[start of THE RECORDS]

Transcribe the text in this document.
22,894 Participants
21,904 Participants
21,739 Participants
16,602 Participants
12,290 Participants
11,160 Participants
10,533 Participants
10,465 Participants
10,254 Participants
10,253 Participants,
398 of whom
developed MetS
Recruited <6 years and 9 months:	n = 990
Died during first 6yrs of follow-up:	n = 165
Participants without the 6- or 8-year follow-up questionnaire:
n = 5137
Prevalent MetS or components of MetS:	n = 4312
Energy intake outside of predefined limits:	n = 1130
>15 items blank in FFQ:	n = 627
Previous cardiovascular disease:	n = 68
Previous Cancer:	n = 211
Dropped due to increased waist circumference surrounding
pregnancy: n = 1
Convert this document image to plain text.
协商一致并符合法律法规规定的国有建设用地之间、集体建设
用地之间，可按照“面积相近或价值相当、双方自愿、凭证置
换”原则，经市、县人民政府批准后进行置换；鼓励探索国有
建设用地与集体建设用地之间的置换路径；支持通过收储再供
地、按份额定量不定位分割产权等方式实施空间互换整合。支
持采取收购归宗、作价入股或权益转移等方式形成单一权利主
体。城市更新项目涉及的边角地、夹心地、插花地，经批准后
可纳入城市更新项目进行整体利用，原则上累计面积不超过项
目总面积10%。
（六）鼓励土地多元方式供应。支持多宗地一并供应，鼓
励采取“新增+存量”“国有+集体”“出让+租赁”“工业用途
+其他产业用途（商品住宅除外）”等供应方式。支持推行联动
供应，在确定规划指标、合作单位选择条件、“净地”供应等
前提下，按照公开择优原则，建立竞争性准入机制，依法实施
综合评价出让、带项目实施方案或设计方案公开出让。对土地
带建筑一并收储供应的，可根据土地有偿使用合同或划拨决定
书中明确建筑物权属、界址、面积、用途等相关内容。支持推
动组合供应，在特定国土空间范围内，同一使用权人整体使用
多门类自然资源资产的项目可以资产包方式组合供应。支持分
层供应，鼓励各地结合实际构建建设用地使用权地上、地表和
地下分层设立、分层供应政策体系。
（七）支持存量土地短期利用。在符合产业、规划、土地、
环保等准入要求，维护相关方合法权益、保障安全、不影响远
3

[end of THE RECORDS]

**PROBLEM STATEMENT**.
Show the data once more, exactly as it was written.

**ANSWER TO THIS PROBLEM**.
Transcribe the text in this document.
22,894 Participants
21,904 Participants
21,739 Participants
16,602 Participants
12,290 Participants
11,160 Participants
10,533 Participants
10,465 Participants
10,254 Participants
10,253 Participants,
398 of whom
developed MetS
Recruited <6 years and 9 months:	n = 990
Died during first 6yrs of follow-up:	n = 165
Participants without the 6- or 8-year follow-up questionnaire:
n = 5137
Prevalent MetS or components of MetS:	n = 4312
Energy intake outside of predefined limits:	n = 1130
>15 items blank in FFQ:	n = 627
Previous cardiovascular disease:	n = 68
Previous Cancer:	n = 211
Dropped due to increased waist circumference surrounding
pregnancy: n = 1
Convert this document image to plain text.
协商一致并符合法律法规规定的国有建设用地之间、集体建设
用地之间，可按照“面积相近或价值相当、双方自愿、凭证置
换”原则，经市、县人民政府批准后进行置换；鼓励探索国有
建设用地与集体建设用地之间的置换路径；支持通过收储再供
地、按份额定量不定位分割产权等方式实施空间互换整合。支
持采取收购归宗、作价入股或权益转移等方式形成单一权利主
体。城市更新项目涉及的边角地、夹心地、插花地，经批准后
可纳入城市更新项目进行整体利用，原则上累计面积不超过项
目总面积10%。
（六）鼓励土地多元方式供应。支持多宗地一并供应，鼓
励采取“新增+存量”“国有+集体”“出让+租赁”“工业用途
+其他产业用途（商品住宅除外）”等供应方式。支持推行联动
供应，在确定规划指标、合作单位选择条件、“净地”供应等
前提下，按照公开择优原则，建立竞争性准入机制，依法实施
综合评价出让、带项目实施方案或设计方案公开出让。对土地
带建筑一并收储供应的，可根据土地有偿使用合同或划拨决定
书中明确建筑物权属、界址、面积、用途等相关内容。支持推
动组合供应，在特定国土空间范围内，同一使用权人整体使用
多门类自然资源资产的项目可以资产包方式组合供应。支持分
层供应，鼓励各地结合实际构建建设用地使用权地上、地表和
地下分层设立、分层供应政策体系。
（七）支持存量土地短期利用。在符合产业、规划、土地、
环保等准入要求，维护相关方合法权益、保障安全、不影响远
3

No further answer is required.